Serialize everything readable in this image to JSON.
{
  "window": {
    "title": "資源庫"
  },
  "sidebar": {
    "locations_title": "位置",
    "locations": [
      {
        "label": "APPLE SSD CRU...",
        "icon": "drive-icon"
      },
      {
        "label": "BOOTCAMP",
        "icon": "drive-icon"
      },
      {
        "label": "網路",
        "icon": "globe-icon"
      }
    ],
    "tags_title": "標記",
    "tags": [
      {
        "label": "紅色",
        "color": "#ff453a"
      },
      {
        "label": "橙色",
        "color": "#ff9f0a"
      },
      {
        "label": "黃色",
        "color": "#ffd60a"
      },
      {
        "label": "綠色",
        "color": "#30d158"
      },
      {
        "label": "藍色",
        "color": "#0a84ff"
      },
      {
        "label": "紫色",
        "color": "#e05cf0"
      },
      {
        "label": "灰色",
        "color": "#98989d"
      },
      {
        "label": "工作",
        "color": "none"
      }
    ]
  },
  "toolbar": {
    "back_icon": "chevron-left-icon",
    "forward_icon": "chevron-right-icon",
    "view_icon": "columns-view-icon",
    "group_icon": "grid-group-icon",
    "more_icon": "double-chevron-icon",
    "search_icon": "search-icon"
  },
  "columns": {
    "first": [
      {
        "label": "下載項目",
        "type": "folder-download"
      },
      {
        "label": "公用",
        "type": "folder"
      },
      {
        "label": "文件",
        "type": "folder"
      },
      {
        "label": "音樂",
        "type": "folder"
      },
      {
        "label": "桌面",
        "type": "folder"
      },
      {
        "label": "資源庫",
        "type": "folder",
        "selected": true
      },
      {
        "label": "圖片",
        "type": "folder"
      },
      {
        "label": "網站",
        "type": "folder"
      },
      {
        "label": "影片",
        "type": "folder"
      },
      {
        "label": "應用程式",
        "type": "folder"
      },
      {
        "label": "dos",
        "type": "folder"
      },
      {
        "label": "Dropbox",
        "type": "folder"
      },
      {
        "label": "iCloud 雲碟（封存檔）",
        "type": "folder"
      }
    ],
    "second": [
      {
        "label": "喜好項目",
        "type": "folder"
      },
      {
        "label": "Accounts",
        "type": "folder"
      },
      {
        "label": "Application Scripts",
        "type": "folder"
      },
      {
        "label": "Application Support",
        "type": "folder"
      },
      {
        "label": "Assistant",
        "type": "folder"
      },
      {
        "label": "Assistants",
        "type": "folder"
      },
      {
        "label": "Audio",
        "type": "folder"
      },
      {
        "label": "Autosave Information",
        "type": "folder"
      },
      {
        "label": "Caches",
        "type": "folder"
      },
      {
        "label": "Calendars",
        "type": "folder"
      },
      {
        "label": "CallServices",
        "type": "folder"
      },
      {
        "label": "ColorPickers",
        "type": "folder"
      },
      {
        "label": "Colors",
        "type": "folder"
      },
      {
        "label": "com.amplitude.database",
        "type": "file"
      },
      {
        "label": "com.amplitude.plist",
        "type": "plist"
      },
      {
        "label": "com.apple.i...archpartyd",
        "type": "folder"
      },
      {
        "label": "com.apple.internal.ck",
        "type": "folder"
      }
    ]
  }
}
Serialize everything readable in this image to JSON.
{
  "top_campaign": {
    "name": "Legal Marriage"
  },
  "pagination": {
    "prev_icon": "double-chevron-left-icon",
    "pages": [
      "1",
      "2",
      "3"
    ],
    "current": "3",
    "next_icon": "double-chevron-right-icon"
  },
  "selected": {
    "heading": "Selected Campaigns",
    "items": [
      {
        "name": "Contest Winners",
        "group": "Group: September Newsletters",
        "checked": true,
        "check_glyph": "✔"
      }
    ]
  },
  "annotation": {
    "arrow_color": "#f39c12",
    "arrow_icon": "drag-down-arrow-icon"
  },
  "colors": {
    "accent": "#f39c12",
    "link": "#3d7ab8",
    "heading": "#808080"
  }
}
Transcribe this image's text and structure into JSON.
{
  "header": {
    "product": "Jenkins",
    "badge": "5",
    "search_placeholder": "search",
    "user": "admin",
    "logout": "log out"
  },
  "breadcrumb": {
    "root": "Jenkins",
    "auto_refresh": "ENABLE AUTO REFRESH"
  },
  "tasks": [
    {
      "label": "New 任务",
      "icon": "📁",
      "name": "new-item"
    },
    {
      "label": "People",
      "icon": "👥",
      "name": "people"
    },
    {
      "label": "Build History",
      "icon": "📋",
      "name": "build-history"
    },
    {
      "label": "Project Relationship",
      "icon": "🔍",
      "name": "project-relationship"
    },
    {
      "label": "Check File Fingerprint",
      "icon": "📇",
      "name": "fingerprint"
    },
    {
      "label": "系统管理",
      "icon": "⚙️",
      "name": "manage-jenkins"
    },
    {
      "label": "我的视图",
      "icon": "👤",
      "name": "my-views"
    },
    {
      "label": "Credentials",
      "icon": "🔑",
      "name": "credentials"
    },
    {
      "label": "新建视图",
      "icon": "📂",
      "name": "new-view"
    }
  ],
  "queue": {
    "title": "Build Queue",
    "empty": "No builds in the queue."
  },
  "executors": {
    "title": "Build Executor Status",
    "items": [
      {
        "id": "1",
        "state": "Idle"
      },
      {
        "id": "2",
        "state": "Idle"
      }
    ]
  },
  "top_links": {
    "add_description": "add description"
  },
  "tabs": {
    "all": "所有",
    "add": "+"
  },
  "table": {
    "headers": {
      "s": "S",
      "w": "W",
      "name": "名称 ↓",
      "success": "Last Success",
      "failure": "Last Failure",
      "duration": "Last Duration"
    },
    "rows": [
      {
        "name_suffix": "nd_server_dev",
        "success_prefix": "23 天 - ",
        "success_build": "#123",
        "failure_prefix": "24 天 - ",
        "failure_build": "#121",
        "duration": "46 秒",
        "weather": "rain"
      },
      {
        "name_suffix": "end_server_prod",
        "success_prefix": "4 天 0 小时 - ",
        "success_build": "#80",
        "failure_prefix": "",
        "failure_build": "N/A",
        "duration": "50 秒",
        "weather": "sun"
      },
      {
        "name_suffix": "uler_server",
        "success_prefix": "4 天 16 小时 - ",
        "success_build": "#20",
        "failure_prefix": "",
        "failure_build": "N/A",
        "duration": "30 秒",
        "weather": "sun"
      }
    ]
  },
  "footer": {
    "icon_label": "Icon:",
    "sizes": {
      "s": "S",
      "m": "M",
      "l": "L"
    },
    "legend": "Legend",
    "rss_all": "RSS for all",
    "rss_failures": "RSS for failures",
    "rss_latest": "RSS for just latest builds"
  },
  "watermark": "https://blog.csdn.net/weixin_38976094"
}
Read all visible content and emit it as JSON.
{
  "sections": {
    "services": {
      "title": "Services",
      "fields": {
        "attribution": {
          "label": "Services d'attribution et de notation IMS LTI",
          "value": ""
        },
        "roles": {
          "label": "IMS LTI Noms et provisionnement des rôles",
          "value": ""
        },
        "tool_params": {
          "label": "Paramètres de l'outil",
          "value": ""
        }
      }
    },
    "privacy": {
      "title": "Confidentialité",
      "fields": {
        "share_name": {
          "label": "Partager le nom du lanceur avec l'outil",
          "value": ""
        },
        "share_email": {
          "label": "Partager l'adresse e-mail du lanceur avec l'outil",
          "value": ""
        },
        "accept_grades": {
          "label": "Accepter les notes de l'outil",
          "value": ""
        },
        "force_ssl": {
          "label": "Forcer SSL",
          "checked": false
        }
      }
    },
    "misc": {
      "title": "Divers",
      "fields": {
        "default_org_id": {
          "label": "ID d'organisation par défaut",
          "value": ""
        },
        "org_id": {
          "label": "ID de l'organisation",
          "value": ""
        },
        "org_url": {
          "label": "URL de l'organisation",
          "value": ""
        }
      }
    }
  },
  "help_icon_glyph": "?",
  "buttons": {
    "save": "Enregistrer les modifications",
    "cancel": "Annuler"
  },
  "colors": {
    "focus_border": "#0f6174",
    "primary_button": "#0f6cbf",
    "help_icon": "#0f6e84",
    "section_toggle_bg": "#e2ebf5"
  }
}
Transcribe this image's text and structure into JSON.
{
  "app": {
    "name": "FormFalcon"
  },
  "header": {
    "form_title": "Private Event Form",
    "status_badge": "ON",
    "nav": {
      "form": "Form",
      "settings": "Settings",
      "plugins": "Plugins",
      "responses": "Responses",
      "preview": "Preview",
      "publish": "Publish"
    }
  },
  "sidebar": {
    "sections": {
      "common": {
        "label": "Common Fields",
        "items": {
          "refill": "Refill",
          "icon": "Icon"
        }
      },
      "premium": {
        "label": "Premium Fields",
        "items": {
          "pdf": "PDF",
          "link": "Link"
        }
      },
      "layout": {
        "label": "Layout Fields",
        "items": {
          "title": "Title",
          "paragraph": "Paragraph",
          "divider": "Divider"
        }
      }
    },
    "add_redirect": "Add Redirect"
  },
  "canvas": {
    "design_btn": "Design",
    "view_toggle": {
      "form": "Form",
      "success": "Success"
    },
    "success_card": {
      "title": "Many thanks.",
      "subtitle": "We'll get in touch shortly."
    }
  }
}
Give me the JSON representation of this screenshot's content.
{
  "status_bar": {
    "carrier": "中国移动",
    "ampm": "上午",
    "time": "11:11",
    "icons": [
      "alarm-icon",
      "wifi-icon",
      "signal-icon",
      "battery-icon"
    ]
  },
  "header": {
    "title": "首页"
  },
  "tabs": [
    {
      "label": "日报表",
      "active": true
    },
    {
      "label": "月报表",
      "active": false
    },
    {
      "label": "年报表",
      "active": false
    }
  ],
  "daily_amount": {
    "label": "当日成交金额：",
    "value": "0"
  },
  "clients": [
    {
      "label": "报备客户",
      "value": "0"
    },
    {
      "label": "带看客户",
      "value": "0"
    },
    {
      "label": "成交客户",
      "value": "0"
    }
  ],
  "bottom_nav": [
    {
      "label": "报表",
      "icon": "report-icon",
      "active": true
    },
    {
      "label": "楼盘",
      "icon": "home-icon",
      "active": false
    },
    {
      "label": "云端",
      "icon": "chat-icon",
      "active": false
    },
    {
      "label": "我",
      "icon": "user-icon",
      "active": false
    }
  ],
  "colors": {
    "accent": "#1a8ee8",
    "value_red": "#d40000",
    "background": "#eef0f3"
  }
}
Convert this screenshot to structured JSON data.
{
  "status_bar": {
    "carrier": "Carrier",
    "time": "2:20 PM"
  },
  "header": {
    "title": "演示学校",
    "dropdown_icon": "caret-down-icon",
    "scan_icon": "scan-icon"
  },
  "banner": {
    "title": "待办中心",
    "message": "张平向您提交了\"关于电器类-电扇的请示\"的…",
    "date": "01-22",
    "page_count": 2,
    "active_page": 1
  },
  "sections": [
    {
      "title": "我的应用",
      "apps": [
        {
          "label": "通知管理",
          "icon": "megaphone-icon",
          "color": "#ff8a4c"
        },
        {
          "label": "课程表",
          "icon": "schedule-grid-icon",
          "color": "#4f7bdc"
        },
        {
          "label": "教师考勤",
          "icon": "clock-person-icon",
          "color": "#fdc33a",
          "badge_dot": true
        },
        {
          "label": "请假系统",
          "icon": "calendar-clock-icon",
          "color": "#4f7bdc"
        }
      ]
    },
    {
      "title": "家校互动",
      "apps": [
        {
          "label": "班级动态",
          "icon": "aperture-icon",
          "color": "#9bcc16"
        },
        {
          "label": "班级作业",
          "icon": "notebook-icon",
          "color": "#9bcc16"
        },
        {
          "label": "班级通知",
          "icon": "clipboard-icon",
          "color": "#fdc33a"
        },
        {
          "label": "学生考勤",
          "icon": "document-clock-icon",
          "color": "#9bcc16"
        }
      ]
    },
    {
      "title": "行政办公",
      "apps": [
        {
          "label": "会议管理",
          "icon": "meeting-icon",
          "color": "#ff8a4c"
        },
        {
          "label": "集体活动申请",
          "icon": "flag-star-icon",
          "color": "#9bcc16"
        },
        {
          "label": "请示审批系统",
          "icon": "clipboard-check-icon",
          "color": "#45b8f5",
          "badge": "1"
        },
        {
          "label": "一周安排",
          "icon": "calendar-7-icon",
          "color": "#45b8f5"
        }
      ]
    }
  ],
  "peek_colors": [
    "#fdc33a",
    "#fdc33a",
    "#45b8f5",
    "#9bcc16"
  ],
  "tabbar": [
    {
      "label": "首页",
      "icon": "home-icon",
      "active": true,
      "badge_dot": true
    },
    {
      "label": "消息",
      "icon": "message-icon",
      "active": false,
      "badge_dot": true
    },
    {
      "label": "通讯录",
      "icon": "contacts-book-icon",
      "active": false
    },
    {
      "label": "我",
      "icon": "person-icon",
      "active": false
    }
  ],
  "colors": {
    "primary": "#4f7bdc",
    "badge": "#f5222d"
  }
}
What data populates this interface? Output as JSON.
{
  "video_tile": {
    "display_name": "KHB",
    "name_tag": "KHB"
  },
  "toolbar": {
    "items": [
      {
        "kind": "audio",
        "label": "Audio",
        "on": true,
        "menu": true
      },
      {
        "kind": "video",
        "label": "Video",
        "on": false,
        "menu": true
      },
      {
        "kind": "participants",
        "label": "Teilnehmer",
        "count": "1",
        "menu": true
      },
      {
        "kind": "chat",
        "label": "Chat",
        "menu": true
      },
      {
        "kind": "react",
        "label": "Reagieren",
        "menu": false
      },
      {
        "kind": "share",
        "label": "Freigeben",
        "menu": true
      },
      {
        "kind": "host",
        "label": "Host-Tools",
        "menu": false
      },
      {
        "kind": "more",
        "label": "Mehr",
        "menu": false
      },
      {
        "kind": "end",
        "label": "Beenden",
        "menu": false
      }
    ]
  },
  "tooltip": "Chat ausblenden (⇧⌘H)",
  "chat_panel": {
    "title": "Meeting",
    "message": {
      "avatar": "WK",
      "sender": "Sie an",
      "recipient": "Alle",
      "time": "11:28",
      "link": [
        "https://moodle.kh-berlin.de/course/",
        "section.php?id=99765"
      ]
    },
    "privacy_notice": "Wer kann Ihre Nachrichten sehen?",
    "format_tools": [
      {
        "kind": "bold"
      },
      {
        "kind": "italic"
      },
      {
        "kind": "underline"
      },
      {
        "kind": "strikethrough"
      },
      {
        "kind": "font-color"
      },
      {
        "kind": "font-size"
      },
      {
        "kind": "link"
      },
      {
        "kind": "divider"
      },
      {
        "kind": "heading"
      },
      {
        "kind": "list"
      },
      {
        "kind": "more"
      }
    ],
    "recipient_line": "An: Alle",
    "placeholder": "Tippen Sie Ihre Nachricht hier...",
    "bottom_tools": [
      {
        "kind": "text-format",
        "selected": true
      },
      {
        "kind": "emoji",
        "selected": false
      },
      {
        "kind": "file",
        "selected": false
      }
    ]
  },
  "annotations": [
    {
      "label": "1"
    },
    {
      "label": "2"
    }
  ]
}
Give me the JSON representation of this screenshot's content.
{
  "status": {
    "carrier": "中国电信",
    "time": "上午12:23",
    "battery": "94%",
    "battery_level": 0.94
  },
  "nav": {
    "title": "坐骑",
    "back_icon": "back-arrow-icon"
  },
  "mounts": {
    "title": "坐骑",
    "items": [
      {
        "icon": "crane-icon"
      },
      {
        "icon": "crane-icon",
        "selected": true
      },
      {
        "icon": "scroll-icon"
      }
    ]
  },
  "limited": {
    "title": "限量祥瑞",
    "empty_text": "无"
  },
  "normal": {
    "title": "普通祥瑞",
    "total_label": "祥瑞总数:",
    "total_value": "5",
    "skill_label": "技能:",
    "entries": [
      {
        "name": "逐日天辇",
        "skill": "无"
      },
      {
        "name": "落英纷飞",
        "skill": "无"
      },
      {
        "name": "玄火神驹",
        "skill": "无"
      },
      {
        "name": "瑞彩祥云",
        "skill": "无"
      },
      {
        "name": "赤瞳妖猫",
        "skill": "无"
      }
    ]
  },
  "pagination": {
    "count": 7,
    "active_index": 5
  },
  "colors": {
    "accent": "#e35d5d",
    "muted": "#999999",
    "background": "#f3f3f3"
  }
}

> Exercise
In the material above, find the lines that contain "clock" and show them.

> Correct result
          "icon": "clock-person-icon",
          "icon": "calendar-clock-icon",
          "icon": "document-clock-icon",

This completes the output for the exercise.